TO BE DONE - Return every entry exactly.

####################

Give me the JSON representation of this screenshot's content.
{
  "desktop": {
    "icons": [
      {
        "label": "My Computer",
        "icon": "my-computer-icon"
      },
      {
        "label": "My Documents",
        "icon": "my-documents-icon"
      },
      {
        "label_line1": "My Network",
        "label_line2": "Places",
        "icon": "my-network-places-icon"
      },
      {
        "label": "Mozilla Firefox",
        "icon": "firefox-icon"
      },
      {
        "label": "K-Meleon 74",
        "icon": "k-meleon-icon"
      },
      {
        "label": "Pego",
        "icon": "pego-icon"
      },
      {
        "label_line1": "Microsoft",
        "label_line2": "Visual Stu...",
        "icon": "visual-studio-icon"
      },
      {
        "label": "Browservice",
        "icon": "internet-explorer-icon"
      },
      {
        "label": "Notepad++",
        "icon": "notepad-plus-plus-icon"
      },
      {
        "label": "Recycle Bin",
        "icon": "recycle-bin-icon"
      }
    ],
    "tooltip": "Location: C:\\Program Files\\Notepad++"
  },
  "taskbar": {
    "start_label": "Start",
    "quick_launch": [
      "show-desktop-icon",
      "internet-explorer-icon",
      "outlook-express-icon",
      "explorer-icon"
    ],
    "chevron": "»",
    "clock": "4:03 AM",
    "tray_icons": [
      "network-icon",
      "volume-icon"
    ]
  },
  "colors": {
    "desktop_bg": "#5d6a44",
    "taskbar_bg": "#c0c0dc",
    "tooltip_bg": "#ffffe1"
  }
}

####################

WRITTEN RESPONSE -
Give me the JSON representation of this screenshot's content.
{
  "desktop": {
    "icons": [
      {
        "label": "My Computer",
        "icon": "my-computer-icon"
      },
      {
        "label": "My Documents",
        "icon": "my-documents-icon"
      },
      {
        "label_line1": "My Network",
        "label_line2": "Places",
        "icon": "my-network-places-icon"
      },
      {
        "label": "Mozilla Firefox",
        "icon": "firefox-icon"
      },
      {
        "label": "K-Meleon 74",
        "icon": "k-meleon-icon"
      },
      {
        "label": "Pego",
        "icon": "pego-icon"
      },
      {
        "label_line1": "Microsoft",
        "label_line2": "Visual Stu...",
        "icon": "visual-studio-icon"
      },
      {
        "label": "Browservice",
        "icon": "internet-explorer-icon"
      },
      {
        "label": "Notepad++",
        "icon": "notepad-plus-plus-icon"
      },
      {
        "label": "Recycle Bin",
        "icon": "recycle-bin-icon"
      }
    ],
    "tooltip": "Location: C:\\Program Files\\Notepad++"
  },
  "taskbar": {
    "start_label": "Start",
    "quick_launch": [
      "show-desktop-icon",
      "internet-explorer-icon",
      "outlook-express-icon",
      "explorer-icon"
    ],
    "chevron": "»",
    "clock": "4:03 AM",
    "tray_icons": [
      "network-icon",
      "volume-icon"
    ]
  },
  "colors": {
    "desktop_bg": "#5d6a44",
    "taskbar_bg": "#c0c0dc",
    "tooltip_bg": "#ffffe1"
  }
}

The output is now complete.